» **What you should do**: Output all lines exactly, with nothing added or dropped.

» **Raw data**:
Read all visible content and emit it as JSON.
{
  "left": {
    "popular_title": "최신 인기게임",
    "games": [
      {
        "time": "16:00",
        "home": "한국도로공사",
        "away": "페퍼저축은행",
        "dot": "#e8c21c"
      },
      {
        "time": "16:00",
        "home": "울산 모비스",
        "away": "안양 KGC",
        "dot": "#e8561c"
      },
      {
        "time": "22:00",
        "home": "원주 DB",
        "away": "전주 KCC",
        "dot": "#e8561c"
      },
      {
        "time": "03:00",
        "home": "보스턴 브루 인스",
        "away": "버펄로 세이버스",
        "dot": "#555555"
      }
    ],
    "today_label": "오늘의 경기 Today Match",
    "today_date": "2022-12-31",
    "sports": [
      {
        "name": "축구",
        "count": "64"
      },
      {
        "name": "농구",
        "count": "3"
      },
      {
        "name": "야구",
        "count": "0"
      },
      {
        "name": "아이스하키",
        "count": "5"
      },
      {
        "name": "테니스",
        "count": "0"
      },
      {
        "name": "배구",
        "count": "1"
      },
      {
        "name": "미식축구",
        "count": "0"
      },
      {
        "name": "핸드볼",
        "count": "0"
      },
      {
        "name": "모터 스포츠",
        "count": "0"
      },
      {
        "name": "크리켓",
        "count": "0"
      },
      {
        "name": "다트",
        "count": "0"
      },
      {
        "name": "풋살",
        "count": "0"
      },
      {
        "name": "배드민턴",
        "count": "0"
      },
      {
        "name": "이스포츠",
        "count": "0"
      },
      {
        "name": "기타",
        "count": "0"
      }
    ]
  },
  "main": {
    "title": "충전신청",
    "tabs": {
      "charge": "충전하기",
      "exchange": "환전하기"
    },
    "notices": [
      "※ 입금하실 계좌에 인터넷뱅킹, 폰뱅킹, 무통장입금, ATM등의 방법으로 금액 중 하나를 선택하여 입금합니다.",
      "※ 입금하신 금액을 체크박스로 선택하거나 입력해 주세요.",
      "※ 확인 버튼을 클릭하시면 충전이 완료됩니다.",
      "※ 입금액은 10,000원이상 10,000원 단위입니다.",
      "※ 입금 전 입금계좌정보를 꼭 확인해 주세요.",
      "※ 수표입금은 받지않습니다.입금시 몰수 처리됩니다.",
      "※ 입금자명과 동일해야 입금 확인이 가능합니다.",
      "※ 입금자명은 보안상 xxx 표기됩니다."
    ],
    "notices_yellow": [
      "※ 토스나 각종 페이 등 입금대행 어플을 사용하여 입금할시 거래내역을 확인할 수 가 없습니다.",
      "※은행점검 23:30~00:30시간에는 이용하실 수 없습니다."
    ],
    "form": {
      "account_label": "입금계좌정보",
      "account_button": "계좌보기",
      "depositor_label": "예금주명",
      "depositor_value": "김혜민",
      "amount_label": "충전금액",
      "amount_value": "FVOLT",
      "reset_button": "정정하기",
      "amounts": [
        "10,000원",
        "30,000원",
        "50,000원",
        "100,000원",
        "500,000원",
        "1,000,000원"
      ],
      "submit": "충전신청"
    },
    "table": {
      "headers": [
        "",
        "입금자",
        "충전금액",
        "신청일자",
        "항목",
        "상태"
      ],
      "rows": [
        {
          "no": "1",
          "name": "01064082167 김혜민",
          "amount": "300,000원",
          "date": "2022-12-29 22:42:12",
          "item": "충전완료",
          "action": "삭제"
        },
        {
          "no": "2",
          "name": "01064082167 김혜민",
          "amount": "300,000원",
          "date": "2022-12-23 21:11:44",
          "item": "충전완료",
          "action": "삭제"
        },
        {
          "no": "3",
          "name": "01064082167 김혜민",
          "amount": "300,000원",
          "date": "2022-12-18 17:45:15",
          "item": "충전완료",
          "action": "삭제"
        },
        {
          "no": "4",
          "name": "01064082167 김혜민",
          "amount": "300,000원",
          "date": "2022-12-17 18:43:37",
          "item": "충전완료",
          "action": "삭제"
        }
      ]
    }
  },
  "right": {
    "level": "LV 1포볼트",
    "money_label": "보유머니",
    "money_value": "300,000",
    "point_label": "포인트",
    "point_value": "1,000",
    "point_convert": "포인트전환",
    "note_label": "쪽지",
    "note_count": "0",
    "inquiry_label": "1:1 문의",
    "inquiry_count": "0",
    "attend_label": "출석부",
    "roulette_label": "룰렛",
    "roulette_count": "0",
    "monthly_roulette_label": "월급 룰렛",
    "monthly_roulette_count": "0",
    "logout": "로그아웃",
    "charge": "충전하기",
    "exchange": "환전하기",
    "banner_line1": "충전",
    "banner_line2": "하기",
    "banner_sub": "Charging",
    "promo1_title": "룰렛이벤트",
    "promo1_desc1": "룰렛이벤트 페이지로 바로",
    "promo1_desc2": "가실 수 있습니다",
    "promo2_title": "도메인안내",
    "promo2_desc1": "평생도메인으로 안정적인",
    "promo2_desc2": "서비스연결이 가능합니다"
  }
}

» **Answer to the task**:
Read all visible content and emit it as JSON.
{
  "left": {
    "popular_title": "최신 인기게임",
    "games": [
      {
        "time": "16:00",
        "home": "한국도로공사",
        "away": "페퍼저축은행",
        "dot": "#e8c21c"
      },
      {
        "time": "16:00",
        "home": "울산 모비스",
        "away": "안양 KGC",
        "dot": "#e8561c"
      },
      {
        "time": "22:00",
        "home": "원주 DB",
        "away": "전주 KCC",
        "dot": "#e8561c"
      },
      {
        "time": "03:00",
        "home": "보스턴 브루 인스",
        "away": "버펄로 세이버스",
        "dot": "#555555"
      }
    ],
    "today_label": "오늘의 경기 Today Match",
    "today_date": "2022-12-31",
    "sports": [
      {
        "name": "축구",
        "count": "64"
      },
      {
        "name": "농구",
        "count": "3"
      },
      {
        "name": "야구",
        "count": "0"
      },
      {
        "name": "아이스하키",
        "count": "5"
      },
      {
        "name": "테니스",
        "count": "0"
      },
      {
        "name": "배구",
        "count": "1"
      },
      {
        "name": "미식축구",
        "count": "0"
      },
      {
        "name": "핸드볼",
        "count": "0"
      },
      {
        "name": "모터 스포츠",
        "count": "0"
      },
      {
        "name": "크리켓",
        "count": "0"
      },
      {
        "name": "다트",
        "count": "0"
      },
      {
        "name": "풋살",
        "count": "0"
      },
      {
        "name": "배드민턴",
        "count": "0"
      },
      {
        "name": "이스포츠",
        "count": "0"
      },
      {
        "name": "기타",
        "count": "0"
      }
    ]
  },
  "main": {
    "title": "충전신청",
    "tabs": {
      "charge": "충전하기",
      "exchange": "환전하기"
    },
    "notices": [
      "※ 입금하실 계좌에 인터넷뱅킹, 폰뱅킹, 무통장입금, ATM등의 방법으로 금액 중 하나를 선택하여 입금합니다.",
      "※ 입금하신 금액을 체크박스로 선택하거나 입력해 주세요.",
      "※ 확인 버튼을 클릭하시면 충전이 완료됩니다.",
      "※ 입금액은 10,000원이상 10,000원 단위입니다.",
      "※ 입금 전 입금계좌정보를 꼭 확인해 주세요.",
      "※ 수표입금은 받지않습니다.입금시 몰수 처리됩니다.",
      "※ 입금자명과 동일해야 입금 확인이 가능합니다.",
      "※ 입금자명은 보안상 xxx 표기됩니다."
    ],
    "notices_yellow": [
      "※ 토스나 각종 페이 등 입금대행 어플을 사용하여 입금할시 거래내역을 확인할 수 가 없습니다.",
      "※은행점검 23:30~00:30시간에는 이용하실 수 없습니다."
    ],
    "form": {
      "account_label": "입금계좌정보",
      "account_button": "계좌보기",
      "depositor_label": "예금주명",
      "depositor_value": "김혜민",
      "amount_label": "충전금액",
      "amount_value": "FVOLT",
      "reset_button": "정정하기",
      "amounts": [
        "10,000원",
        "30,000원",
        "50,000원",
        "100,000원",
        "500,000원",
        "1,000,000원"
      ],
      "submit": "충전신청"
    },
    "table": {
      "headers": [
        "",
        "입금자",
        "충전금액",
        "신청일자",
        "항목",
        "상태"
      ],
      "rows": [
        {
          "no": "1",
          "name": "01064082167 김혜민",
          "amount": "300,000원",
          "date": "2022-12-29 22:42:12",
          "item": "충전완료",
          "action": "삭제"
        },
        {
          "no": "2",
          "name": "01064082167 김혜민",
          "amount": "300,000원",
          "date": "2022-12-23 21:11:44",
          "item": "충전완료",
          "action": "삭제"
        },
        {
          "no": "3",
          "name": "01064082167 김혜민",
          "amount": "300,000원",
          "date": "2022-12-18 17:45:15",
          "item": "충전완료",
          "action": "삭제"
        },
        {
          "no": "4",
          "name": "01064082167 김혜민",
          "amount": "300,000원",
          "date": "2022-12-17 18:43:37",
          "item": "충전완료",
          "action": "삭제"
        }
      ]
    }
  },
  "right": {
    "level": "LV 1포볼트",
    "money_label": "보유머니",
    "money_value": "300,000",
    "point_label": "포인트",
    "point_value": "1,000",
    "point_convert": "포인트전환",
    "note_label": "쪽지",
    "note_count": "0",
    "inquiry_label": "1:1 문의",
    "inquiry_count": "0",
    "attend_label": "출석부",
    "roulette_label": "룰렛",
    "roulette_count": "0",
    "monthly_roulette_label": "월급 룰렛",
    "monthly_roulette_count": "0",
    "logout": "로그아웃",
    "charge": "충전하기",
    "exchange": "환전하기",
    "banner_line1": "충전",
    "banner_line2": "하기",
    "banner_sub": "Charging",
    "promo1_title": "룰렛이벤트",
    "promo1_desc1": "룰렛이벤트 페이지로 바로",
    "promo1_desc2": "가실 수 있습니다",
    "promo2_title": "도메인안내",
    "promo2_desc1": "평생도메인으로 안정적인",
    "promo2_desc2": "서비스연결이 가능합니다"
  }
}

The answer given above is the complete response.